__Tarea pendiente__.
Según el texto proporcionado, ¿qué porcentaje del PIB español representaba el sector industrial a comienzos de la década pasada?

__Texto proporcionado__.
+ + + + + + +

La caída de la incidencia del sector industrial en la economía española es una tendencia que parece imparable. Hemos pasado de casi un 17% del PIB a comienzos de la década pasada a menos del 14% en la actualidad. Por mucho que se repita, nuestro modelo económico no solo no se transforma, sino que empeora, ganando en peso actividades procíclicas, como la hostelería y la construcción.
España podía haber sido la fábrica de Europa, gracias a nuestros bajos sueldos relativos, pero nunca pudimos subirnos a ese tren. Al principio de nuestra presencia en la Unión Europea hubo mucha inversión internacional, es cierto, pero también mucha destrucción de activos bajo el paraguas de una necesaria reconversión industrial para modernizar nuestro tejido productivo. Posteriormente, la irrupción de Europa del Este y de China en el tablero global hicieron poco atractivo seguir produciendo en un país como el nuestro.
Las crecientes barreras para la exportación y, sobre todo, la consolidación de bloques mundiales cada vez más separados ha dado una nueva oportunidad a la fabricación en Europa pero, de momento, no parece que la estemos aprovechando mucho.
Tal vez parte de los males radique en la debilidad de nuestra primera industria, el automóvil. Es una industria importantísima, tanto por lo que factura como por la actividad inducida que genera. Los salarios son más altos que la media, y es el principal motor de exportación. Sin embargo, la alocada carrera hacia el coche eléctrico la ha dejado más que tocada y quién sabe si herida de muerte. Abrazar una tecnología inmadura, no deseada por los clientes, cara, y ahora dominada por terceros, ha derribado las barreras de entrada del sector y ha devenido en una auténtica debacle. Si los fabricantes tienen problemas serios en sus casas matrices, qué no tendremos nosotros en España. Nada garantiza que la industria del automóvil no acabe como la de televisores o electrodomésticos, copada por Asia.
Con una industria del automóvil autodebilitada, sin inversiones serias en otros sectores y con unos fondos europeos más anunciados que materializados, lo que tenemos es una economía cada vez más centrada en servicios de bajo valor añadido. Está muy bien que el PIB crezca, pero hemos de saber por qué. Crece porque crece la población, el consumo y la inversión y empleo públicos. Y esto no es ni eterno ni sostenible.

+ + + + + + +

__Datos de predicción de cajas delimitadoras__.
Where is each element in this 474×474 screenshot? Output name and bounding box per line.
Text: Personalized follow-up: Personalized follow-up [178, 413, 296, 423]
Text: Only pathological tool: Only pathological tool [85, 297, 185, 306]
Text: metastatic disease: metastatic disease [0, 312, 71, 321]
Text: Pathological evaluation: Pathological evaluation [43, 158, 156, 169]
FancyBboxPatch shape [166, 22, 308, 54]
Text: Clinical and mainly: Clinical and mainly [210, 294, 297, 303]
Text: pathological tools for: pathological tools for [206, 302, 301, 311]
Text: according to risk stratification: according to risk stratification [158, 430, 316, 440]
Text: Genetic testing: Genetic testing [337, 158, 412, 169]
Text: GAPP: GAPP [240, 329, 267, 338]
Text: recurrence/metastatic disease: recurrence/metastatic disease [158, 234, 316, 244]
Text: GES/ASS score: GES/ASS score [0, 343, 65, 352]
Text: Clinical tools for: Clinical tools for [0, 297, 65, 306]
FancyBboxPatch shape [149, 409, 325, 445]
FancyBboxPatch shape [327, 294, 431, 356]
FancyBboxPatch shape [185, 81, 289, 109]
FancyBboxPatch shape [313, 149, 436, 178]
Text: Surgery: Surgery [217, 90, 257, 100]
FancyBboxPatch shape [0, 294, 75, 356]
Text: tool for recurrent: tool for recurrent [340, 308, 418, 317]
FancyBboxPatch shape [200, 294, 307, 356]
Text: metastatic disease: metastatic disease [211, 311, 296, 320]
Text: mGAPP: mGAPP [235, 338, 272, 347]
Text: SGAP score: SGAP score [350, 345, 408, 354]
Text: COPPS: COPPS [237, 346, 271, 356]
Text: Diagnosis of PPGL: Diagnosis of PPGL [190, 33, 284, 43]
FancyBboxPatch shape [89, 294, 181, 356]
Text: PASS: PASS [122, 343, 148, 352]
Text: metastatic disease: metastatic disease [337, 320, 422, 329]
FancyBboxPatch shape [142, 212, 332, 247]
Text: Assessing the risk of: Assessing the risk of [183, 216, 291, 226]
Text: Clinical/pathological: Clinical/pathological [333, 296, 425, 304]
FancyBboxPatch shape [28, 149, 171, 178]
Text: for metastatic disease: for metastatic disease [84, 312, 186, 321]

+ + + + + + +

__Resultado__.
Casi un 17% del PIB.